» **What to do**: Go through the entries and count the lines with the string "name" in them. Give only that number.

» **Data listing**:
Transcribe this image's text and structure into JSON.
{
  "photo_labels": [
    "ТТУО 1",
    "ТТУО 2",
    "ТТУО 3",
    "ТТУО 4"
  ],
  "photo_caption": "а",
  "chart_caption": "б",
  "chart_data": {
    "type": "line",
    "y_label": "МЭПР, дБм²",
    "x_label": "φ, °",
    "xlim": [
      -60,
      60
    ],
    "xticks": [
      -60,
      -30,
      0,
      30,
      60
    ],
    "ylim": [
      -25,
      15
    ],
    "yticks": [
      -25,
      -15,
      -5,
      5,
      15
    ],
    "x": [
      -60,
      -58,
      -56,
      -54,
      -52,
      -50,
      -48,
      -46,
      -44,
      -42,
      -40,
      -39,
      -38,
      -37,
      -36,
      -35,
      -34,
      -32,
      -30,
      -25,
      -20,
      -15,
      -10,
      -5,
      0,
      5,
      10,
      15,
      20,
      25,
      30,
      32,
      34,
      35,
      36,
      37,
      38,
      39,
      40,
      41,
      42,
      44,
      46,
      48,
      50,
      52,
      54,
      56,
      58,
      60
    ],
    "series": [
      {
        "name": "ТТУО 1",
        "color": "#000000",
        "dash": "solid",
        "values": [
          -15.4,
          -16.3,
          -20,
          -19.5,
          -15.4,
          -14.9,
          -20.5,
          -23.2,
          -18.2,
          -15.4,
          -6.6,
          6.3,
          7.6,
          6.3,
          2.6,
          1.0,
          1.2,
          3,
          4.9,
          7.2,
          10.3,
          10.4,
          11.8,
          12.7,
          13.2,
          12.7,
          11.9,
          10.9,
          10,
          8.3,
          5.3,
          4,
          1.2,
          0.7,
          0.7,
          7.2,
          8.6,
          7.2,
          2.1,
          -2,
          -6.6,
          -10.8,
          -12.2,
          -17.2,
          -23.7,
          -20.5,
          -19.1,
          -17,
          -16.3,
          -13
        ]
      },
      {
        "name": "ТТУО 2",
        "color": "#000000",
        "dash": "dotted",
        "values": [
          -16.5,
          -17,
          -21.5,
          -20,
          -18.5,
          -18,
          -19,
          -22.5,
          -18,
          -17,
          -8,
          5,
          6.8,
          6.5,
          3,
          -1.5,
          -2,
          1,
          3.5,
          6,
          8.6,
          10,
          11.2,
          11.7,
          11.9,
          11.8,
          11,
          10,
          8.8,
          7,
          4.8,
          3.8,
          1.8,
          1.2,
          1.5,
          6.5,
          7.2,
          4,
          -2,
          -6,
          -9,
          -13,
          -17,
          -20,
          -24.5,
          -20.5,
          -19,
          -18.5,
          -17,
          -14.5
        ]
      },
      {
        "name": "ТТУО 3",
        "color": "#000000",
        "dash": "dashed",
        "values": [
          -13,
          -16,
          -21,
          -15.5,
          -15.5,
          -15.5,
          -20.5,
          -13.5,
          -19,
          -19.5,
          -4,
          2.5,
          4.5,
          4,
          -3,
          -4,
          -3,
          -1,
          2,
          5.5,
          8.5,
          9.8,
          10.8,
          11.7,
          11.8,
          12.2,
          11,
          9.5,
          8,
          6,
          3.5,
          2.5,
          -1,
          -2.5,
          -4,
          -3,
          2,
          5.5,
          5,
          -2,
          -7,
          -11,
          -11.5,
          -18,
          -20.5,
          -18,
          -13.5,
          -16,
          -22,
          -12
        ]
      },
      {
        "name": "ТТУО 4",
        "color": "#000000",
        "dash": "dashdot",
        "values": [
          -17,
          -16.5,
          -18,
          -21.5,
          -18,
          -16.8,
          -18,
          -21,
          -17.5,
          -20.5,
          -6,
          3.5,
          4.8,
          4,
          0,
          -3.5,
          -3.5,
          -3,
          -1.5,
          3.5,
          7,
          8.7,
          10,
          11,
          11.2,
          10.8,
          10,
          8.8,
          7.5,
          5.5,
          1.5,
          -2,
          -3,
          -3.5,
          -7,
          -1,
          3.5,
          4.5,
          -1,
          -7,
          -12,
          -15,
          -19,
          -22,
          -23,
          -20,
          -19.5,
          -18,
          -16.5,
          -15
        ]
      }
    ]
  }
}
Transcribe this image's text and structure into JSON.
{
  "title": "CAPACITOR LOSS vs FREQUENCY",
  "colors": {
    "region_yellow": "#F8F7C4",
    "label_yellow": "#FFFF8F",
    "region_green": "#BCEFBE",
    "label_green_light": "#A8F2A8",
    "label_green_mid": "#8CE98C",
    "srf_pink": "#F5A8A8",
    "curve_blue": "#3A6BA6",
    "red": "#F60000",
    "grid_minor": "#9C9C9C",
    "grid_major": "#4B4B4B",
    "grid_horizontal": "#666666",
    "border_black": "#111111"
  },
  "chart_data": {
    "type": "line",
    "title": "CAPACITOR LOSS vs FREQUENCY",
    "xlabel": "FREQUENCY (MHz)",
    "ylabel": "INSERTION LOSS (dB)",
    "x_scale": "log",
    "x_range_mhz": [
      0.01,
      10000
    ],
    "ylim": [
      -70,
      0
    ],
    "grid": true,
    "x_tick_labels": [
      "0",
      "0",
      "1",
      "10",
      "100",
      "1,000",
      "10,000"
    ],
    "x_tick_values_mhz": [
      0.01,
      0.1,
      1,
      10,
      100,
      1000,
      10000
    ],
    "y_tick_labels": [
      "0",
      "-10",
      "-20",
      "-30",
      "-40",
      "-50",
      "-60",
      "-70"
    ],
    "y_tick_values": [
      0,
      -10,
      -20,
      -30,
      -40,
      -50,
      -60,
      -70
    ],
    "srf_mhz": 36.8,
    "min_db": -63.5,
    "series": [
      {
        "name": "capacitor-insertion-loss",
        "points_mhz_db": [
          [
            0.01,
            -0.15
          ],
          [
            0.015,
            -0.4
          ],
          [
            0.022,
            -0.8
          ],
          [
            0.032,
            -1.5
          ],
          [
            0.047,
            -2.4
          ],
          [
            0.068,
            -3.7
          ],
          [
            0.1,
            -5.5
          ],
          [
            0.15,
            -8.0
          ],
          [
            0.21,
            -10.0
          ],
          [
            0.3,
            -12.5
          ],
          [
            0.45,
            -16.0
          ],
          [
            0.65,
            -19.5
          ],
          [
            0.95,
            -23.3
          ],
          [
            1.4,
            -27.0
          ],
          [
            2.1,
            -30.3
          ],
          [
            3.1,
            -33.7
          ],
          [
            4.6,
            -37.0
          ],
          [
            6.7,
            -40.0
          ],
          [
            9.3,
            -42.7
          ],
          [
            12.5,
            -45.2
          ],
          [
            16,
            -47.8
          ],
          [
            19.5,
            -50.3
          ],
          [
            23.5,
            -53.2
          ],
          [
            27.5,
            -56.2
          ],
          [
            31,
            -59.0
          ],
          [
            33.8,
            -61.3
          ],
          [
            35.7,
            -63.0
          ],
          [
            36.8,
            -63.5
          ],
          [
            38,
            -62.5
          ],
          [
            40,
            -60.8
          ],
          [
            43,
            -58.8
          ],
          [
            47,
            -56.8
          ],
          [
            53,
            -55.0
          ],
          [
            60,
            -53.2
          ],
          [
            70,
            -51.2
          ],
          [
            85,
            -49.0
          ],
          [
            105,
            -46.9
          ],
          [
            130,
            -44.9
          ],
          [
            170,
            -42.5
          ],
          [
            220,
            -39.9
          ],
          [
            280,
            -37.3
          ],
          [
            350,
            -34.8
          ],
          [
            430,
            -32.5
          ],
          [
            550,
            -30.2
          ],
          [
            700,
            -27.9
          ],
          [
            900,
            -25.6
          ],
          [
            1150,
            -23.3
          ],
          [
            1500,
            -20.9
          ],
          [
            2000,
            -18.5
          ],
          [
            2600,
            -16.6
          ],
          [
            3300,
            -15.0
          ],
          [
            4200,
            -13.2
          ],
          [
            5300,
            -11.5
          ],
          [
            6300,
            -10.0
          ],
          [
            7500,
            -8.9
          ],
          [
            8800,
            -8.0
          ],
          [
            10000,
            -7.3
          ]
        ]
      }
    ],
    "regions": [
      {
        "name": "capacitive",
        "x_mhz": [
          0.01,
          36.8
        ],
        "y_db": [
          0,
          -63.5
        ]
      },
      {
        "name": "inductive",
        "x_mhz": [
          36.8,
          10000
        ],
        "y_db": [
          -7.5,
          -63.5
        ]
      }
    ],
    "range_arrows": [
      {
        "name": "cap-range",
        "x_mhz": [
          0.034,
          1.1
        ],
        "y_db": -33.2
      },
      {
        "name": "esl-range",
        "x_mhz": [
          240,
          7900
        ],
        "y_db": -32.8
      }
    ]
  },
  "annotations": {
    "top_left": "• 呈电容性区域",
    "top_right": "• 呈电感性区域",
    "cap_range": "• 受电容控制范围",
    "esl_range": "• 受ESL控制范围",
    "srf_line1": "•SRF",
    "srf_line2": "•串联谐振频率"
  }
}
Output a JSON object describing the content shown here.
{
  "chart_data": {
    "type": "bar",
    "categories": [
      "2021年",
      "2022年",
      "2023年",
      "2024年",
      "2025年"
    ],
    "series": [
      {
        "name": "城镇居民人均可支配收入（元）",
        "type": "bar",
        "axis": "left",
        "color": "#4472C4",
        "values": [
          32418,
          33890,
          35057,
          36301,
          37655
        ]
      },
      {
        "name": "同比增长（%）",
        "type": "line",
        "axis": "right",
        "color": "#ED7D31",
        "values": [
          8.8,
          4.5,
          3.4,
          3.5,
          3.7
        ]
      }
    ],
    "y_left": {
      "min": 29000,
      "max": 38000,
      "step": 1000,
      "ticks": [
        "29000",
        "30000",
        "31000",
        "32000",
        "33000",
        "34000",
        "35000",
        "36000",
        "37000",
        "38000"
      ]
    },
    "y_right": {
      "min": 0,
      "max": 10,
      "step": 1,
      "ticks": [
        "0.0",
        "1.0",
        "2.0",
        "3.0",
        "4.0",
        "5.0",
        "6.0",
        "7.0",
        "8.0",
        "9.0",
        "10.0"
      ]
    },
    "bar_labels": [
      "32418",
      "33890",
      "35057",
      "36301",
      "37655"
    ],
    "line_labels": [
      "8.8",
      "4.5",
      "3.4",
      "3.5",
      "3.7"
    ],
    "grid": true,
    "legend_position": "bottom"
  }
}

» **Written reply**: 11